▶ _Objective_
Copy each line where the word "will" occurs.
>> Start Provided data
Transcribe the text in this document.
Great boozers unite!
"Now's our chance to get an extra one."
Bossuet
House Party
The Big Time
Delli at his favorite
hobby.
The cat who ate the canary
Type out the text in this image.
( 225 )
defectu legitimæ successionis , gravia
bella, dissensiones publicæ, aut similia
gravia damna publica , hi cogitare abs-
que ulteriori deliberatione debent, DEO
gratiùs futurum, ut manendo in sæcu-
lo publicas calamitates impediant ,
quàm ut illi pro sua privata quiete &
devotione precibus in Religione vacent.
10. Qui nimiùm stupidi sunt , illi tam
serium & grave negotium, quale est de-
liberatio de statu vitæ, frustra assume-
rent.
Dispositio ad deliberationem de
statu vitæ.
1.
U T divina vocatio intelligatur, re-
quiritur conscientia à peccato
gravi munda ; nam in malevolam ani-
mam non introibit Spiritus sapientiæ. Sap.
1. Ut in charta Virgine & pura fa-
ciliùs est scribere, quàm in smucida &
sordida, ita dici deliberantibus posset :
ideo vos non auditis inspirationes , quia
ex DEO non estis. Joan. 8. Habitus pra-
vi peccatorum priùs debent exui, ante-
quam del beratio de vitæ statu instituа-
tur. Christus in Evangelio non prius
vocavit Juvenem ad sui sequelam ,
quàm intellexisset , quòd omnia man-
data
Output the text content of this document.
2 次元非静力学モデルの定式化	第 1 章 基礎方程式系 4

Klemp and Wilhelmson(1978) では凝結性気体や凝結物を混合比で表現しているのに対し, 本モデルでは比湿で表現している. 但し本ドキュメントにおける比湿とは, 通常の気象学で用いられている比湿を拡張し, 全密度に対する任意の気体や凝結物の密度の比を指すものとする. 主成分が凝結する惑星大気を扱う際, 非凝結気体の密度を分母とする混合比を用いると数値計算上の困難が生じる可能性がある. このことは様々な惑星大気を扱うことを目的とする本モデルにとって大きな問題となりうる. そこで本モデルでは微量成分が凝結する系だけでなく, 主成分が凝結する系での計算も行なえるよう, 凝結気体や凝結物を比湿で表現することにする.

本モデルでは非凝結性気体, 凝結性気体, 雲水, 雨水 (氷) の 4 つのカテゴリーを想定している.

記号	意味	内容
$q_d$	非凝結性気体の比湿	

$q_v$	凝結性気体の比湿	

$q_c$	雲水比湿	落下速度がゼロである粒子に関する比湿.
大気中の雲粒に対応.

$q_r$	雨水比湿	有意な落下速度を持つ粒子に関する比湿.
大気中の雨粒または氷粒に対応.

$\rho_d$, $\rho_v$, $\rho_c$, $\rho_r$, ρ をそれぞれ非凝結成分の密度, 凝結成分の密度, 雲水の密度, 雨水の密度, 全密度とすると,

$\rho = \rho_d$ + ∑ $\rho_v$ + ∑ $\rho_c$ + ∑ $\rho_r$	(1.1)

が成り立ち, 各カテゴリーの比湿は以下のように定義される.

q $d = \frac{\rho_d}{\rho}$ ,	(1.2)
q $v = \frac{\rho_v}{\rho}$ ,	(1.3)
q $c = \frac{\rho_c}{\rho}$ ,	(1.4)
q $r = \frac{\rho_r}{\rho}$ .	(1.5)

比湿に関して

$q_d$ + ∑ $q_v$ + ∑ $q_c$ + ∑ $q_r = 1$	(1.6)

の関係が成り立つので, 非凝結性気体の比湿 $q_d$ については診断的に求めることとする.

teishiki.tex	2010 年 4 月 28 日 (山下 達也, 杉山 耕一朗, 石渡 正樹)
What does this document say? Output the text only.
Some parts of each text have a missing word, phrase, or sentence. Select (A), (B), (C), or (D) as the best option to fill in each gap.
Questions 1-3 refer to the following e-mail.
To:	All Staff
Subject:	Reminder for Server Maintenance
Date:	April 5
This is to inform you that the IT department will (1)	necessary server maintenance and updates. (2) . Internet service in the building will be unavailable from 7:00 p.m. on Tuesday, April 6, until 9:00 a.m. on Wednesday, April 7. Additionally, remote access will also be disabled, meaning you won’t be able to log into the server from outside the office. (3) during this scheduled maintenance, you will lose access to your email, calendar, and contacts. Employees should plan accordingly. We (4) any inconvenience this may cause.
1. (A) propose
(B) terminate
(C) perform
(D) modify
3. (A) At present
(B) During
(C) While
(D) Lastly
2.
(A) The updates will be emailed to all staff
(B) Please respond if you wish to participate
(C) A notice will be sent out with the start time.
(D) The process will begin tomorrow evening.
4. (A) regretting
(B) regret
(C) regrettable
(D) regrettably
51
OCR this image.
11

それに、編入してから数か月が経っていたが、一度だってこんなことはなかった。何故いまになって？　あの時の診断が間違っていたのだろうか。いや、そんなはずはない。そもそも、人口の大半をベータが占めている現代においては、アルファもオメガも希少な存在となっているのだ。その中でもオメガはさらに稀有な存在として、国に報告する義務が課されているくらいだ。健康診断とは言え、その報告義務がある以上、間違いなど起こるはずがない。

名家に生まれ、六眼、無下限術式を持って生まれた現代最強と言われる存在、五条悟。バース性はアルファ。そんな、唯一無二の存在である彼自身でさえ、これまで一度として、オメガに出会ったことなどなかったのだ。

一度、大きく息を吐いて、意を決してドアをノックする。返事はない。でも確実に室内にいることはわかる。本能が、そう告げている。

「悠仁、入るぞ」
>> End Provided data
▶ _Exercise answer_
This is to inform you that the IT department will (1)	necessary server maintenance and updates. (2) . Internet service in the building will be unavailable from 7:00 p.m. on Tuesday, April 6, until 9:00 a.m. on Wednesday, April 7. Additionally, remote access will also be disabled, meaning you won’t be able to log into the server from outside the office. (3) during this scheduled maintenance, you will lose access to your email, calendar, and contacts. Employees should plan accordingly. We (4) any inconvenience this may cause.
(A) The updates will be emailed to all staff
(C) A notice will be sent out with the start time.
(D) The process will begin tomorrow evening.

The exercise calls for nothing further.